Material for this task
▽

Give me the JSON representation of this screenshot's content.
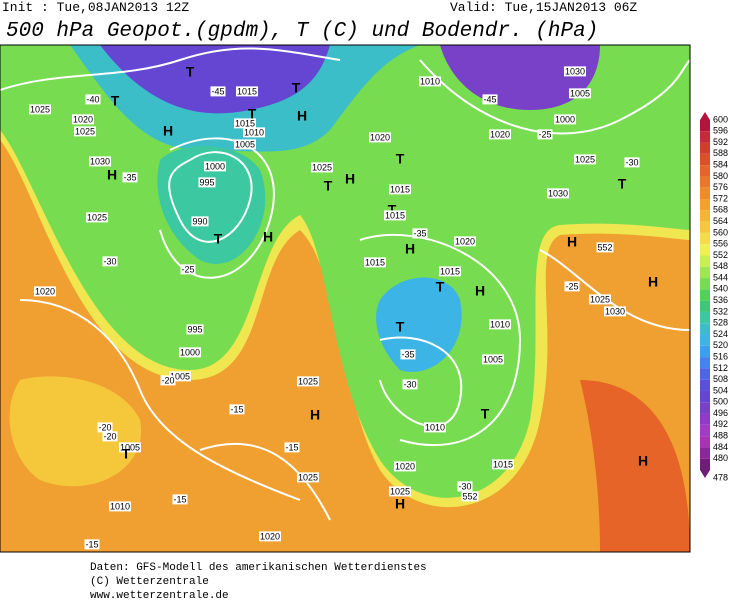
{
  "header": {
    "init": "Init : Tue,08JAN2013 12Z",
    "valid": "Valid: Tue,15JAN2013 06Z",
    "title": "500 hPa Geopot.(gpdm), T (C) und Bodendr. (hPa)"
  },
  "legend": {
    "labels": [
      "600",
      "596",
      "592",
      "588",
      "584",
      "580",
      "576",
      "572",
      "568",
      "564",
      "560",
      "556",
      "552",
      "548",
      "544",
      "540",
      "536",
      "532",
      "528",
      "524",
      "520",
      "516",
      "512",
      "508",
      "504",
      "500",
      "496",
      "492",
      "488",
      "484",
      "480",
      "478"
    ],
    "colors": [
      "#b4143c",
      "#c8283c",
      "#d23c32",
      "#dc5028",
      "#e66428",
      "#eb7828",
      "#f08c28",
      "#f5a028",
      "#f5b432",
      "#f5c83c",
      "#f5dc46",
      "#f0f050",
      "#c8f050",
      "#a0e650",
      "#78dc50",
      "#50d25a",
      "#3cc878",
      "#3cc8a0",
      "#3cbec8",
      "#3cb4e6",
      "#3ca0f0",
      "#4682f0",
      "#5064e6",
      "#5a50dc",
      "#6446d2",
      "#7841c8",
      "#8c3cc8",
      "#a03cc8",
      "#aa32b4",
      "#8c2896",
      "#6e1e78"
    ]
  },
  "map": {
    "labels": [
      "1025",
      "1020",
      "-40",
      "T",
      "H",
      "1025",
      "1030",
      "H",
      "-35",
      "1025",
      "T",
      "-45",
      "1015",
      "T",
      "T",
      "H",
      "1015",
      "1010",
      "1005",
      "1000",
      "995",
      "990",
      "T",
      "-25",
      "995",
      "1000",
      "1005",
      "-30",
      "1020",
      "-20",
      "-20",
      "-20",
      "1005",
      "T",
      "-15",
      "1025",
      "H",
      "-15",
      "1025",
      "1010",
      "-15",
      "-15",
      "1020",
      "H",
      "1025",
      "T",
      "1030",
      "1010",
      "1020",
      "-45",
      "1005",
      "1000",
      "1020",
      "T",
      "1015",
      "H",
      "T",
      "1015",
      "-35",
      "1020",
      "H",
      "1015",
      "1015",
      "H",
      "T",
      "1010",
      "T",
      "-35",
      "1005",
      "T",
      "-30",
      "1010",
      "1020",
      "1015",
      "-30",
      "1025",
      "H",
      "H",
      "1025",
      "1030",
      "H",
      "-25",
      "H",
      "1030",
      "1025",
      "T",
      "-30",
      "-25",
      "552",
      "552"
    ]
  },
  "footer": {
    "lines": [
      "Daten: GFS-Modell des amerikanischen Wetterdienstes",
      "(C) Wetterzentrale",
      "www.wetterzentrale.de"
    ]
  }
}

△

Instruction
Transcribe the material as is, with images omitted.

Response
Give me the JSON representation of this screenshot's content.
{
  "header": {
    "init": "Init : Tue,08JAN2013 12Z",
    "valid": "Valid: Tue,15JAN2013 06Z",
    "title": "500 hPa Geopot.(gpdm), T (C) und Bodendr. (hPa)"
  },
  "legend": {
    "labels": [
      "600",
      "596",
      "592",
      "588",
      "584",
      "580",
      "576",
      "572",
      "568",
      "564",
      "560",
      "556",
      "552",
      "548",
      "544",
      "540",
      "536",
      "532",
      "528",
      "524",
      "520",
      "516",
      "512",
      "508",
      "504",
      "500",
      "496",
      "492",
      "488",
      "484",
      "480",
      "478"
    ],
    "colors": [
      "#b4143c",
      "#c8283c",
      "#d23c32",
      "#dc5028",
      "#e66428",
      "#eb7828",
      "#f08c28",
      "#f5a028",
      "#f5b432",
      "#f5c83c",
      "#f5dc46",
      "#f0f050",
      "#c8f050",
      "#a0e650",
      "#78dc50",
      "#50d25a",
      "#3cc878",
      "#3cc8a0",
      "#3cbec8",
      "#3cb4e6",
      "#3ca0f0",
      "#4682f0",
      "#5064e6",
      "#5a50dc",
      "#6446d2",
      "#7841c8",
      "#8c3cc8",
      "#a03cc8",
      "#aa32b4",
      "#8c2896",
      "#6e1e78"
    ]
  },
  "map": {
    "labels": [
      "1025",
      "1020",
      "-40",
      "T",
      "H",
      "1025",
      "1030",
      "H",
      "-35",
      "1025",
      "T",
      "-45",
      "1015",
      "T",
      "T",
      "H",
      "1015",
      "1010",
      "1005",
      "1000",
      "995",
      "990",
      "T",
      "-25",
      "995",
      "1000",
      "1005",
      "-30",
      "1020",
      "-20",
      "-20",
      "-20",
      "1005",
      "T",
      "-15",
      "1025",
      "H",
      "-15",
      "1025",
      "1010",
      "-15",
      "-15",
      "1020",
      "H",
      "1025",
      "T",
      "1030",
      "1010",
      "1020",
      "-45",
      "1005",
      "1000",
      "1020",
      "T",
      "1015",
      "H",
      "T",
      "1015",
      "-35",
      "1020",
      "H",
      "1015",
      "1015",
      "H",
      "T",
      "1010",
      "T",
      "-35",
      "1005",
      "T",
      "-30",
      "1010",
      "1020",
      "1015",
      "-30",
      "1025",
      "H",
      "H",
      "1025",
      "1030",
      "H",
      "-25",
      "H",
      "1030",
      "1025",
      "T",
      "-30",
      "-25",
      "552",
      "552"
    ]
  },
  "footer": {
    "lines": [
      "Daten: GFS-Modell des amerikanischen Wetterdienstes",
      "(C) Wetterzentrale",
      "www.wetterzentrale.de"
    ]
  }
}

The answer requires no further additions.